● **DO THIS**
Write out every record below exactly as it appears.

** BEGIN **

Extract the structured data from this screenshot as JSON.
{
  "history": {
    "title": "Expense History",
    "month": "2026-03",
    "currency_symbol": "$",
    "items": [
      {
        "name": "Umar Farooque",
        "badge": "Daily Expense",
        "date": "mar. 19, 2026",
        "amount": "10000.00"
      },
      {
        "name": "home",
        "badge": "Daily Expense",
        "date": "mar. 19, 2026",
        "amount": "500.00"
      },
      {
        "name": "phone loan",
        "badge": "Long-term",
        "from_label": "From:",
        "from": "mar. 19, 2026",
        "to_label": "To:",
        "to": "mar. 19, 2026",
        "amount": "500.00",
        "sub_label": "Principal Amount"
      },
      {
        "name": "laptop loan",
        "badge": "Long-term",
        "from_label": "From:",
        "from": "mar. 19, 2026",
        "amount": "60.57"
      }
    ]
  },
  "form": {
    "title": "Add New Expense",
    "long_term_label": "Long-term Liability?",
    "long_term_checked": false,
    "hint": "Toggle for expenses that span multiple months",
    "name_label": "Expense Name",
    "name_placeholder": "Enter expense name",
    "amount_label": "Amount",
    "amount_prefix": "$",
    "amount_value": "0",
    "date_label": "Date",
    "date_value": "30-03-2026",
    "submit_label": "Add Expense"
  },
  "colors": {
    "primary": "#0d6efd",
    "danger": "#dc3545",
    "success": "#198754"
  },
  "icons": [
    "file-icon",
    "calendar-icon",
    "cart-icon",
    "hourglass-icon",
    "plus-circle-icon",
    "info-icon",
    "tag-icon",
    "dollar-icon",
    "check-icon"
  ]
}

** END **

● **ANSWER TO THE PROBLEM**
Extract the structured data from this screenshot as JSON.
{
  "history": {
    "title": "Expense History",
    "month": "2026-03",
    "currency_symbol": "$",
    "items": [
      {
        "name": "Umar Farooque",
        "badge": "Daily Expense",
        "date": "mar. 19, 2026",
        "amount": "10000.00"
      },
      {
        "name": "home",
        "badge": "Daily Expense",
        "date": "mar. 19, 2026",
        "amount": "500.00"
      },
      {
        "name": "phone loan",
        "badge": "Long-term",
        "from_label": "From:",
        "from": "mar. 19, 2026",
        "to_label": "To:",
        "to": "mar. 19, 2026",
        "amount": "500.00",
        "sub_label": "Principal Amount"
      },
      {
        "name": "laptop loan",
        "badge": "Long-term",
        "from_label": "From:",
        "from": "mar. 19, 2026",
        "amount": "60.57"
      }
    ]
  },
  "form": {
    "title": "Add New Expense",
    "long_term_label": "Long-term Liability?",
    "long_term_checked": false,
    "hint": "Toggle for expenses that span multiple months",
    "name_label": "Expense Name",
    "name_placeholder": "Enter expense name",
    "amount_label": "Amount",
    "amount_prefix": "$",
    "amount_value": "0",
    "date_label": "Date",
    "date_value": "30-03-2026",
    "submit_label": "Add Expense"
  },
  "colors": {
    "primary": "#0d6efd",
    "danger": "#dc3545",
    "success": "#198754"
  },
  "icons": [
    "file-icon",
    "calendar-icon",
    "cart-icon",
    "hourglass-icon",
    "plus-circle-icon",
    "info-icon",
    "tag-icon",
    "dollar-icon",
    "check-icon"
  ]
}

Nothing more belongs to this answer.